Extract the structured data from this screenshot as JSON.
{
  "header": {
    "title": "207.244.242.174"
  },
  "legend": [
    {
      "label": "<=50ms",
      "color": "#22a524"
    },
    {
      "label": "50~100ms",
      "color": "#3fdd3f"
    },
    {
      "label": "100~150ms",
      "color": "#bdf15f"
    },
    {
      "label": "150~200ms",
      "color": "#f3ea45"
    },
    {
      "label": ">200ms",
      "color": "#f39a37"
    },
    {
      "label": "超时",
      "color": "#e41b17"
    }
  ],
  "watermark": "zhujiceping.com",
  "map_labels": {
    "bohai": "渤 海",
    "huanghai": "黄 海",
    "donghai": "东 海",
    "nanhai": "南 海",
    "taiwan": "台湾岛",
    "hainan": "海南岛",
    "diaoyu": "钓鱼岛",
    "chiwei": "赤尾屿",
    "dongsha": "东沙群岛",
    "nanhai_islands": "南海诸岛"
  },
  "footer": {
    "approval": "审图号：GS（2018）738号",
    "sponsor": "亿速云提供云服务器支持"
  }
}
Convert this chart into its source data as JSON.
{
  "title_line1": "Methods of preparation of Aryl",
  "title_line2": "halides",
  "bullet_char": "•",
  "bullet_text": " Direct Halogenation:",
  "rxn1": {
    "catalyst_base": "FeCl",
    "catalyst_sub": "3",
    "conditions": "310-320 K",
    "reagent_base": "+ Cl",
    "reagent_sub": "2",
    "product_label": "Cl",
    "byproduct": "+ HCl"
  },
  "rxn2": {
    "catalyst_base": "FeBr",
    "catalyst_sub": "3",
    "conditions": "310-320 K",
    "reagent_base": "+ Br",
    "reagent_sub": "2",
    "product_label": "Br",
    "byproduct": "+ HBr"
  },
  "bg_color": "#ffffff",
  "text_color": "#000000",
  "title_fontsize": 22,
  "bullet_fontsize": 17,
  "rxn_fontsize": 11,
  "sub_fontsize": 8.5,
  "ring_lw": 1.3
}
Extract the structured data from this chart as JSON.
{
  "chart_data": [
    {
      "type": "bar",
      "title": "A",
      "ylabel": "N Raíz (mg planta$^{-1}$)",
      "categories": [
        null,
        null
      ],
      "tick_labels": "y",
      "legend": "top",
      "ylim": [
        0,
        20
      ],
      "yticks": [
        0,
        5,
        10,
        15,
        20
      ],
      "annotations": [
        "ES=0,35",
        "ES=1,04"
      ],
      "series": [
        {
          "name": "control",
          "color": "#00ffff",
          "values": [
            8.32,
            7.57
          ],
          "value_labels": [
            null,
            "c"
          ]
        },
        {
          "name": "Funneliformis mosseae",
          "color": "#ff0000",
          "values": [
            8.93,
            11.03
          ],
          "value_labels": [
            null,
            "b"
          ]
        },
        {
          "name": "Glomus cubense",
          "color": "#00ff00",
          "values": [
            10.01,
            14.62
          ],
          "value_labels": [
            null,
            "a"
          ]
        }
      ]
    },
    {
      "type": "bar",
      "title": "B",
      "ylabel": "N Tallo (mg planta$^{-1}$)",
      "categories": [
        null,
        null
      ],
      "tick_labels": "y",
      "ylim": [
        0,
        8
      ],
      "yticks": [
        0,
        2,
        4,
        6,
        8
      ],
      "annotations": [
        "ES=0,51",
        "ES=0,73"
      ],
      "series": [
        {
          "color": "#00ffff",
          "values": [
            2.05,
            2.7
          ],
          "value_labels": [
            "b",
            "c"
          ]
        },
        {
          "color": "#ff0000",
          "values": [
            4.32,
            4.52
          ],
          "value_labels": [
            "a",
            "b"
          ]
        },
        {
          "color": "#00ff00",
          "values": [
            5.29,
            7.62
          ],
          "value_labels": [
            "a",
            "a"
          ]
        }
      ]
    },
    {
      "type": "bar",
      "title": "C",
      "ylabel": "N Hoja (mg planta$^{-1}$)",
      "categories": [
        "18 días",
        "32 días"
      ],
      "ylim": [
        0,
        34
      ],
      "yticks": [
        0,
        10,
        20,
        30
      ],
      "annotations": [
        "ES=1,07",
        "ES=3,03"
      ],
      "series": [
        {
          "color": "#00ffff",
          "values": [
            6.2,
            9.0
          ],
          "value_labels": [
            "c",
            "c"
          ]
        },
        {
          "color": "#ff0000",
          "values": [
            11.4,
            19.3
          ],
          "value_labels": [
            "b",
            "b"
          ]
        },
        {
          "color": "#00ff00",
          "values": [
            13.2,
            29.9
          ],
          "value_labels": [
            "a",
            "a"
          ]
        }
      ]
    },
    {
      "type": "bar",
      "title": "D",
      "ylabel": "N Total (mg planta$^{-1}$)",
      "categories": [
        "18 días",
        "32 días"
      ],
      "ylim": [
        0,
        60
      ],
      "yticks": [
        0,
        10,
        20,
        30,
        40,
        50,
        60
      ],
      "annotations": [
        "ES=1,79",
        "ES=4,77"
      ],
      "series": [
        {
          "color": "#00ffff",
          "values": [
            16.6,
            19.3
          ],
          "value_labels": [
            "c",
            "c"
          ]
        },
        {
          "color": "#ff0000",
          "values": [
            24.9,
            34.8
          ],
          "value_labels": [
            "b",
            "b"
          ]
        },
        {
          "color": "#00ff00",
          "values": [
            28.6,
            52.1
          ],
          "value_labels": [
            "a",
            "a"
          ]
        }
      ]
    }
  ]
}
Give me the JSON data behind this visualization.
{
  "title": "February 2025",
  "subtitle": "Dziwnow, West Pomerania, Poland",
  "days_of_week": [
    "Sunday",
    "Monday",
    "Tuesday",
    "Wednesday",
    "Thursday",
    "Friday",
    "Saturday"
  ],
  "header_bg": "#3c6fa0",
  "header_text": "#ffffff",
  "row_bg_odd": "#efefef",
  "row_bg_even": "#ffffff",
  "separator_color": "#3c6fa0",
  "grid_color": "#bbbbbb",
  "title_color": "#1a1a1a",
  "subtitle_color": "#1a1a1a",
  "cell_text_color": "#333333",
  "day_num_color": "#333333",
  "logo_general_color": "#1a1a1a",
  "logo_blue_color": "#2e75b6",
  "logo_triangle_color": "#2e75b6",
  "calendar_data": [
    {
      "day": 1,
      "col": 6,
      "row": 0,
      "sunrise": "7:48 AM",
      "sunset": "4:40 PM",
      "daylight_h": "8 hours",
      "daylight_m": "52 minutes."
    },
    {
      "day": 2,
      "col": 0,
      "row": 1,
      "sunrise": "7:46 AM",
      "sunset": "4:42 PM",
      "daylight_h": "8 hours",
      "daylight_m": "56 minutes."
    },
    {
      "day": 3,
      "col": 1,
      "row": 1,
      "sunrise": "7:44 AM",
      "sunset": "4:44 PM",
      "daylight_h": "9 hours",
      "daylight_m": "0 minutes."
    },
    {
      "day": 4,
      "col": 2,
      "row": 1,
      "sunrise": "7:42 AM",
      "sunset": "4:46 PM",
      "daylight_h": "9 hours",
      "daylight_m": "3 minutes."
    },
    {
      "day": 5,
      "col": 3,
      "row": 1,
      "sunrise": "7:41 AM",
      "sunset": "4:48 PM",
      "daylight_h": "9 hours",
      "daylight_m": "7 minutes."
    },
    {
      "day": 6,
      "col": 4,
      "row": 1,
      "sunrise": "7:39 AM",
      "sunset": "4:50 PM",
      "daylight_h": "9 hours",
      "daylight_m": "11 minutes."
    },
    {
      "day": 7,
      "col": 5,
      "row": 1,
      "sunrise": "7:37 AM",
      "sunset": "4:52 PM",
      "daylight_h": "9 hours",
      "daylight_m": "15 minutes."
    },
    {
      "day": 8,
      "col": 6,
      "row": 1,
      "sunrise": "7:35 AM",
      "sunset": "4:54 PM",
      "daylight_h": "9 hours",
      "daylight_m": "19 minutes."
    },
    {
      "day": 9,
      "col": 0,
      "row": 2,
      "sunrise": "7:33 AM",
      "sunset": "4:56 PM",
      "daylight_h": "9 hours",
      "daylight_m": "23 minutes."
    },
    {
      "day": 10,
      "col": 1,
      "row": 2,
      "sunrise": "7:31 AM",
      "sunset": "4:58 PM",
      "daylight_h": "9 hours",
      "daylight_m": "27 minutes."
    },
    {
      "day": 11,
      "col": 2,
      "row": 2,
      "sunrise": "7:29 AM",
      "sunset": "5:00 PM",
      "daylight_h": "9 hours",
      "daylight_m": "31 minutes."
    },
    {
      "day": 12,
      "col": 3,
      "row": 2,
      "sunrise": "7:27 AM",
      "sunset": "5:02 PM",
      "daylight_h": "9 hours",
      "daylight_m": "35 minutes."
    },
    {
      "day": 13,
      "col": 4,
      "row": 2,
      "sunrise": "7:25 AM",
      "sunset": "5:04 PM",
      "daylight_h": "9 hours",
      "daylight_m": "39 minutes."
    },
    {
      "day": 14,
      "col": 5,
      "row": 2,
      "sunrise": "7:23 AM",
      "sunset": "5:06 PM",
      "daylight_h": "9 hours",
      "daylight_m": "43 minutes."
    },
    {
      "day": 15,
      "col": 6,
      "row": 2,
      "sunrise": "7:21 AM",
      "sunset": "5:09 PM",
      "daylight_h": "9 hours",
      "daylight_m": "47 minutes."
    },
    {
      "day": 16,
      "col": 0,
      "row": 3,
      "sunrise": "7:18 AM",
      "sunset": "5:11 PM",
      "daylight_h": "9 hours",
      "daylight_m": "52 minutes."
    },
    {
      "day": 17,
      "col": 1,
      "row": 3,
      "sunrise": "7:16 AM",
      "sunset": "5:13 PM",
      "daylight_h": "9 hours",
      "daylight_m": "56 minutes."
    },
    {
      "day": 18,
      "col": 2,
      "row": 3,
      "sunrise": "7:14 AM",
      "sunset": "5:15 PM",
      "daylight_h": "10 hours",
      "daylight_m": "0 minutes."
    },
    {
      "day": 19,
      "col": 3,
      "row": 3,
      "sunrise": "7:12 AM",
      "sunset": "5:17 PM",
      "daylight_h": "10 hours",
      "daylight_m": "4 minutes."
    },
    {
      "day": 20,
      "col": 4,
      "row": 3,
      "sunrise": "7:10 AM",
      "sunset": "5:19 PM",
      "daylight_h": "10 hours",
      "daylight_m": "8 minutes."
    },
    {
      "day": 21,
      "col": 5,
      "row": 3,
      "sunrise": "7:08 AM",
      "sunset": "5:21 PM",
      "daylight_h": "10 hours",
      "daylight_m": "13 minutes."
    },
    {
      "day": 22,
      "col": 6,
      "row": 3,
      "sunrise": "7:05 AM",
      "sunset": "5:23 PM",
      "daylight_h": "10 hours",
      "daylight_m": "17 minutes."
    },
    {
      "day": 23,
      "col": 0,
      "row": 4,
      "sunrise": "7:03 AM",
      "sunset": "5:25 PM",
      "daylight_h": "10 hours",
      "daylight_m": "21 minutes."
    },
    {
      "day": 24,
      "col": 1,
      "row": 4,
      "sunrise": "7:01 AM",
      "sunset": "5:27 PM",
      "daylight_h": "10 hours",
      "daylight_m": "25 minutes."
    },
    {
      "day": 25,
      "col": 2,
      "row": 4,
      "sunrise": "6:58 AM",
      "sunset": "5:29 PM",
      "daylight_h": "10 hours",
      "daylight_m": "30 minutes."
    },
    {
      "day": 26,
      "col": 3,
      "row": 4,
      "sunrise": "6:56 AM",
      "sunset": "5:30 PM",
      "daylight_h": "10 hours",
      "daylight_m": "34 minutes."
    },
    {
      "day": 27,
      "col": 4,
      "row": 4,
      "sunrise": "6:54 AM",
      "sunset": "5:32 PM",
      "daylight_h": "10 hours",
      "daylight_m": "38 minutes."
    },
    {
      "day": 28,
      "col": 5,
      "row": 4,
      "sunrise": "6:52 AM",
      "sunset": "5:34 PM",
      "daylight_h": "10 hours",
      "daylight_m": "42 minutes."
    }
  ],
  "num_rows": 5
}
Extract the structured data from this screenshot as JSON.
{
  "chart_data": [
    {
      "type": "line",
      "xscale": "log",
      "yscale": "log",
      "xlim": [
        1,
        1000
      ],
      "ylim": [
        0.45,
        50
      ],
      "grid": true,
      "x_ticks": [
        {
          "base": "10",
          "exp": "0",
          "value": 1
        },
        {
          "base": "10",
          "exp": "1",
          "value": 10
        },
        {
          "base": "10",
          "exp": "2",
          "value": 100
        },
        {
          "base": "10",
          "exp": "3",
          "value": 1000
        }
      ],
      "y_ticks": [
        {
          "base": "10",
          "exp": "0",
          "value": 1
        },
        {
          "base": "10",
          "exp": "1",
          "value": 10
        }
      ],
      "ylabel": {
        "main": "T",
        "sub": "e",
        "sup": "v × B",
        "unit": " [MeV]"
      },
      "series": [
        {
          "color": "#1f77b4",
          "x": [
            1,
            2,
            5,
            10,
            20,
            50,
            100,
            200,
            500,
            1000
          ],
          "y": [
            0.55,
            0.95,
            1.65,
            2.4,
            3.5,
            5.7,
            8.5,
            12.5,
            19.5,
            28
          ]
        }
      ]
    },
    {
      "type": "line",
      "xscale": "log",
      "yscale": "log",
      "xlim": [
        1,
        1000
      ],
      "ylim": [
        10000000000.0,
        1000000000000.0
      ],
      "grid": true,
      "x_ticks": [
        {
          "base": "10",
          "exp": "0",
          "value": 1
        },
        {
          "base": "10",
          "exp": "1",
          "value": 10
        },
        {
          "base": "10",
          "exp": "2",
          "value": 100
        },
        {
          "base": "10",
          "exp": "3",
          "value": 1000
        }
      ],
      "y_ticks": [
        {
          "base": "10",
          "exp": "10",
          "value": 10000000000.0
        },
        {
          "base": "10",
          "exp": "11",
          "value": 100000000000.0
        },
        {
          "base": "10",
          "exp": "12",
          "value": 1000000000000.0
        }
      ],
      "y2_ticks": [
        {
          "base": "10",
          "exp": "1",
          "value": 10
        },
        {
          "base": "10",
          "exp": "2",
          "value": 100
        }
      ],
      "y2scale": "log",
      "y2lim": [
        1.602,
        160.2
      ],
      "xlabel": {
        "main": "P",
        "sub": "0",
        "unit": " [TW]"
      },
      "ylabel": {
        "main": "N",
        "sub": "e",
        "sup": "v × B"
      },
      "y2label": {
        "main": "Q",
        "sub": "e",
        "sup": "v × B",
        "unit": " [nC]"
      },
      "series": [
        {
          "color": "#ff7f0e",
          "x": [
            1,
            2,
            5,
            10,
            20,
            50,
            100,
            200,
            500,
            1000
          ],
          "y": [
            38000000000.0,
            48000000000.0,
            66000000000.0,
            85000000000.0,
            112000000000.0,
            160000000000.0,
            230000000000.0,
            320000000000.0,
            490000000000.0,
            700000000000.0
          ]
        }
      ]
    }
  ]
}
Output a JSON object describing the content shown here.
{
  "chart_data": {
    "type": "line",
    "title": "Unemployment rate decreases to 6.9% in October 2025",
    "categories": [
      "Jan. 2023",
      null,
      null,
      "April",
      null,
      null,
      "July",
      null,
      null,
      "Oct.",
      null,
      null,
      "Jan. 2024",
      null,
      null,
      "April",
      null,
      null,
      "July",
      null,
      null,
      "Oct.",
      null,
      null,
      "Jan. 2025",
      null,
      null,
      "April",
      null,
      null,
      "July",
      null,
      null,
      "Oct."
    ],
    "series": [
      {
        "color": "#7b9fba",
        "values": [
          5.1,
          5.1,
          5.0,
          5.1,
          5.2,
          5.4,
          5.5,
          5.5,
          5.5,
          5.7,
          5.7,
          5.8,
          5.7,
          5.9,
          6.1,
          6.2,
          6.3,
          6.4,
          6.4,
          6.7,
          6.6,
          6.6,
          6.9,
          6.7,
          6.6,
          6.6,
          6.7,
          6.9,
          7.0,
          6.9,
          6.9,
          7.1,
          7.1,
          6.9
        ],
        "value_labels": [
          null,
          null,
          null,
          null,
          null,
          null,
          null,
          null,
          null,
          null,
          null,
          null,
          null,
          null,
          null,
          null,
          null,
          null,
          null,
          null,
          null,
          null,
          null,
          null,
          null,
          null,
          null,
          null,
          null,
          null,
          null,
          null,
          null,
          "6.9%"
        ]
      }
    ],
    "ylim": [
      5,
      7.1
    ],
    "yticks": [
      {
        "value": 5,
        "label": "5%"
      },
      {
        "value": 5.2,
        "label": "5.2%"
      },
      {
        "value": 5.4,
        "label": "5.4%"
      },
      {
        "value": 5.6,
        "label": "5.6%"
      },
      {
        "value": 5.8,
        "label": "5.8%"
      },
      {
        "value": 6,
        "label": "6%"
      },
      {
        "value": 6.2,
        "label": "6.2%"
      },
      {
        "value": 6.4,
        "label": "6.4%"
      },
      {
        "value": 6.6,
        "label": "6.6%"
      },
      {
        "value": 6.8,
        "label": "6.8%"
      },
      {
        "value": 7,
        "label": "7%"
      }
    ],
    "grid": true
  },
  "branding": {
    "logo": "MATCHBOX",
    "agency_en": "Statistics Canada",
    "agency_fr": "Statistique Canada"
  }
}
▬▬▬▬▬▬▬▬▬▬
Using the material above, copy every line in which the string "name" occurs.

          "name": "control",
          "name": "Funneliformis mosseae",
          "name": "Glomus cubense",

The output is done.